* Problem to work on:
Tell how many lines in the data below hold the string "simufilam"; give nothing but the number.

Dataset entries on figures:
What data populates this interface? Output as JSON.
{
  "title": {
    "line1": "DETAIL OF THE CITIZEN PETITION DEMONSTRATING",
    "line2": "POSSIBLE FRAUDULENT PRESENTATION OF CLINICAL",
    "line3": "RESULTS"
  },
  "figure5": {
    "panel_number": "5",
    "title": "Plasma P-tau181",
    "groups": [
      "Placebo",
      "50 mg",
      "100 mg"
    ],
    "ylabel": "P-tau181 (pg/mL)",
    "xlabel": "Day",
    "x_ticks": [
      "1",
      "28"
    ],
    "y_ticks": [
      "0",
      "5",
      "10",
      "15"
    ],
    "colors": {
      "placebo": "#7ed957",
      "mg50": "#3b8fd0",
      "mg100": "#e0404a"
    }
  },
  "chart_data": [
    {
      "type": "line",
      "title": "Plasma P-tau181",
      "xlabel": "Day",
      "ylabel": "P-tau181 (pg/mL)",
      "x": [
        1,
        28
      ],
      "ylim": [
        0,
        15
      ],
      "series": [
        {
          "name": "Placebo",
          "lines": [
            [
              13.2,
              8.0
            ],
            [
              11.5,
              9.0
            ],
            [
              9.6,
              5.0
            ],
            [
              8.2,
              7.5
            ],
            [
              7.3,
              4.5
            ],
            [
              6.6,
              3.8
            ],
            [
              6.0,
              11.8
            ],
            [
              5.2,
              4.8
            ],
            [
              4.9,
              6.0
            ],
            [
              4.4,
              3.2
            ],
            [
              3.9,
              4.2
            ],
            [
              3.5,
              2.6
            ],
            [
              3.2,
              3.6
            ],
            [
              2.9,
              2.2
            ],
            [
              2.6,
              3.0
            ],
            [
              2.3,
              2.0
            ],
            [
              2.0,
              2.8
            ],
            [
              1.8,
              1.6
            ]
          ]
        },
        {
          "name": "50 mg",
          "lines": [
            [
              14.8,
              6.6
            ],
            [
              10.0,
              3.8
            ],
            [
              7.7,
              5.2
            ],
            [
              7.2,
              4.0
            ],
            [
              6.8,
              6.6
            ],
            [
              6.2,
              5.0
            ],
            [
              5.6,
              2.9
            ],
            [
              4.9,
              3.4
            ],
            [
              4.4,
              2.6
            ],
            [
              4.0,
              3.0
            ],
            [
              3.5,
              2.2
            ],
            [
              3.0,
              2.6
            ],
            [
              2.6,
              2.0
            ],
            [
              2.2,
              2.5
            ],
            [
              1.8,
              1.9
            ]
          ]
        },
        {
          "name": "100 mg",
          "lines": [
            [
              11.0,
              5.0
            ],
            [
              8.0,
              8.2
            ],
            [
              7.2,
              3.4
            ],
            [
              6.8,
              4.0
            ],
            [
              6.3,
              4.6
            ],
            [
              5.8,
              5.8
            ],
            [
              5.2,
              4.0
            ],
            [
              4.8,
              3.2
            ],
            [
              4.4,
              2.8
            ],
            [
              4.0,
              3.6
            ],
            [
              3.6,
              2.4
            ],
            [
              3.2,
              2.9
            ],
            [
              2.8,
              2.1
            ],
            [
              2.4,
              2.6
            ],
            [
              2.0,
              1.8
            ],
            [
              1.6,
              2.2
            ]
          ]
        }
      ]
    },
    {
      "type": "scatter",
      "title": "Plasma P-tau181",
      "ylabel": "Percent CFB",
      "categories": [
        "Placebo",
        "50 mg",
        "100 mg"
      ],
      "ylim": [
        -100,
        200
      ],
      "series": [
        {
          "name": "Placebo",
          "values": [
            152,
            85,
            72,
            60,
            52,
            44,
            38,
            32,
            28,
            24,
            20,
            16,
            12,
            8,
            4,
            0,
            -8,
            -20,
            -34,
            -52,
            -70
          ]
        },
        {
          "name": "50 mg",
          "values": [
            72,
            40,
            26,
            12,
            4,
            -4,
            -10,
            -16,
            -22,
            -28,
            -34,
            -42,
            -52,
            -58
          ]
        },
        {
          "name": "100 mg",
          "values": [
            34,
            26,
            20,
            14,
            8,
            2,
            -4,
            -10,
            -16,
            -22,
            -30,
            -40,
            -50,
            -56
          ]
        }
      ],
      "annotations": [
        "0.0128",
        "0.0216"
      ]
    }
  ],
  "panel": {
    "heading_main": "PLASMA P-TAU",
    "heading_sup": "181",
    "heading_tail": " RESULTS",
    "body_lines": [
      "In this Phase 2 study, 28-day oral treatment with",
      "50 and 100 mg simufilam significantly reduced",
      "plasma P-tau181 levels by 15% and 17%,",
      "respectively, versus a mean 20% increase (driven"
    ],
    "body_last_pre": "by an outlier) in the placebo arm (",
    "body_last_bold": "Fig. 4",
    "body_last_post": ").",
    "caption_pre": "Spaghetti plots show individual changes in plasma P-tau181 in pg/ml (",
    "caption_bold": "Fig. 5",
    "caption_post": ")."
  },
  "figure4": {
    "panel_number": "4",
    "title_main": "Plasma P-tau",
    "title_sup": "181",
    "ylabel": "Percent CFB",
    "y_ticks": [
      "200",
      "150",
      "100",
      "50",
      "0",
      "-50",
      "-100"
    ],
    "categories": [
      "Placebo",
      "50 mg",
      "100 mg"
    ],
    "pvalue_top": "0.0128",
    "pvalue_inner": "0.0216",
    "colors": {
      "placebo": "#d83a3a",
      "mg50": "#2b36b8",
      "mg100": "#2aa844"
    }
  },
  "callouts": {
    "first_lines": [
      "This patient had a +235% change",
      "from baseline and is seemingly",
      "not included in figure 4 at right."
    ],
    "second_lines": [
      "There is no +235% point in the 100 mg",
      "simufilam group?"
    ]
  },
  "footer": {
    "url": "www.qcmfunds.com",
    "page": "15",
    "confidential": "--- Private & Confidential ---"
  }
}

* Task result:
2